LISTED RECORDS -
=====

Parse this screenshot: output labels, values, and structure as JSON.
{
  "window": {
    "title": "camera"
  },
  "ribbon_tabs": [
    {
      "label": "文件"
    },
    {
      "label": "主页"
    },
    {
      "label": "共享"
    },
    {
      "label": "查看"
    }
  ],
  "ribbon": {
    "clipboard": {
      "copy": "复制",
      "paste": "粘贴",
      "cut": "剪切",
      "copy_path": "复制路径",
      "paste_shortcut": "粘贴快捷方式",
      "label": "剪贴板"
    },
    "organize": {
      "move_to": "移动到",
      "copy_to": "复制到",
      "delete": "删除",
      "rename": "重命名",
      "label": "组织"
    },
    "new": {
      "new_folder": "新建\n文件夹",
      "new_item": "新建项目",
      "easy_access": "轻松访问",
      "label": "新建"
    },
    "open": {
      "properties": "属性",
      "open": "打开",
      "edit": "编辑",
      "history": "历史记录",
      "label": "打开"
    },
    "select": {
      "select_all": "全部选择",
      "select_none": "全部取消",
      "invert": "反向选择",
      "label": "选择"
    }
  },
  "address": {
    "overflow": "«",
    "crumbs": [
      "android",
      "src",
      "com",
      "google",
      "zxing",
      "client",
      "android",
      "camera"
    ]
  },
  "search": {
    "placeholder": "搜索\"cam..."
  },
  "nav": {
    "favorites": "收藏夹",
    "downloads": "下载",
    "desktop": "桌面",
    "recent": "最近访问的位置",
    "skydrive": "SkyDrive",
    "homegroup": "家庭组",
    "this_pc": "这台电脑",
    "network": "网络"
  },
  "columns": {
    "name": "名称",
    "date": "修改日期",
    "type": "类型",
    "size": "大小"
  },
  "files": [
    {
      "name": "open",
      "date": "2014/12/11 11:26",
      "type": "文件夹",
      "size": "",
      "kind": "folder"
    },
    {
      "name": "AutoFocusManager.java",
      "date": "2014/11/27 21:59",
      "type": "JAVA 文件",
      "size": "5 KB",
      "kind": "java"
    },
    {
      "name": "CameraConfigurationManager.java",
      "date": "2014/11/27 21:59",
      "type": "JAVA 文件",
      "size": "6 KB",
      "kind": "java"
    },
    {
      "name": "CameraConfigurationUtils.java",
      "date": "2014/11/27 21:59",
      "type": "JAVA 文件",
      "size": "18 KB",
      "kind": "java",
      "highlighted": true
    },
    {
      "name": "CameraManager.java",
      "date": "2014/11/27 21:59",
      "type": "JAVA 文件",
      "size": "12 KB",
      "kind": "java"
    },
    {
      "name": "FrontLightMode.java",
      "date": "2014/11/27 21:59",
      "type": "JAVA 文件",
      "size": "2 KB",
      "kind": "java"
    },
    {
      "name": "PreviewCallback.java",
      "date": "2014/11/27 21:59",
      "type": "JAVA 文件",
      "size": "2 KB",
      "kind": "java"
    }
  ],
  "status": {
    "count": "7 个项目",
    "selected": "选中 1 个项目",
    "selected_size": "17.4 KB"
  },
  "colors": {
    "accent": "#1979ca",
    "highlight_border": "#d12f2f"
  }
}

=====

DIRECTION -
Reproduce the data, keeping every line exactly the same.

WRITTEN ANSWER -
Parse this screenshot: output labels, values, and structure as JSON.
{
  "window": {
    "title": "camera"
  },
  "ribbon_tabs": [
    {
      "label": "文件"
    },
    {
      "label": "主页"
    },
    {
      "label": "共享"
    },
    {
      "label": "查看"
    }
  ],
  "ribbon": {
    "clipboard": {
      "copy": "复制",
      "paste": "粘贴",
      "cut": "剪切",
      "copy_path": "复制路径",
      "paste_shortcut": "粘贴快捷方式",
      "label": "剪贴板"
    },
    "organize": {
      "move_to": "移动到",
      "copy_to": "复制到",
      "delete": "删除",
      "rename": "重命名",
      "label": "组织"
    },
    "new": {
      "new_folder": "新建\n文件夹",
      "new_item": "新建项目",
      "easy_access": "轻松访问",
      "label": "新建"
    },
    "open": {
      "properties": "属性",
      "open": "打开",
      "edit": "编辑",
      "history": "历史记录",
      "label": "打开"
    },
    "select": {
      "select_all": "全部选择",
      "select_none": "全部取消",
      "invert": "反向选择",
      "label": "选择"
    }
  },
  "address": {
    "overflow": "«",
    "crumbs": [
      "android",
      "src",
      "com",
      "google",
      "zxing",
      "client",
      "android",
      "camera"
    ]
  },
  "search": {
    "placeholder": "搜索\"cam..."
  },
  "nav": {
    "favorites": "收藏夹",
    "downloads": "下载",
    "desktop": "桌面",
    "recent": "最近访问的位置",
    "skydrive": "SkyDrive",
    "homegroup": "家庭组",
    "this_pc": "这台电脑",
    "network": "网络"
  },
  "columns": {
    "name": "名称",
    "date": "修改日期",
    "type": "类型",
    "size": "大小"
  },
  "files": [
    {
      "name": "open",
      "date": "2014/12/11 11:26",
      "type": "文件夹",
      "size": "",
      "kind": "folder"
    },
    {
      "name": "AutoFocusManager.java",
      "date": "2014/11/27 21:59",
      "type": "JAVA 文件",
      "size": "5 KB",
      "kind": "java"
    },
    {
      "name": "CameraConfigurationManager.java",
      "date": "2014/11/27 21:59",
      "type": "JAVA 文件",
      "size": "6 KB",
      "kind": "java"
    },
    {
      "name": "CameraConfigurationUtils.java",
      "date": "2014/11/27 21:59",
      "type": "JAVA 文件",
      "size": "18 KB",
      "kind": "java",
      "highlighted": true
    },
    {
      "name": "CameraManager.java",
      "date": "2014/11/27 21:59",
      "type": "JAVA 文件",
      "size": "12 KB",
      "kind": "java"
    },
    {
      "name": "FrontLightMode.java",
      "date": "2014/11/27 21:59",
      "type": "JAVA 文件",
      "size": "2 KB",
      "kind": "java"
    },
    {
      "name": "PreviewCallback.java",
      "date": "2014/11/27 21:59",
      "type": "JAVA 文件",
      "size": "2 KB",
      "kind": "java"
    }
  ],
  "status": {
    "count": "7 个项目",
    "selected": "选中 1 个项目",
    "selected_size": "17.4 KB"
  },
  "colors": {
    "accent": "#1979ca",
    "highlight_border": "#d12f2f"
  }
}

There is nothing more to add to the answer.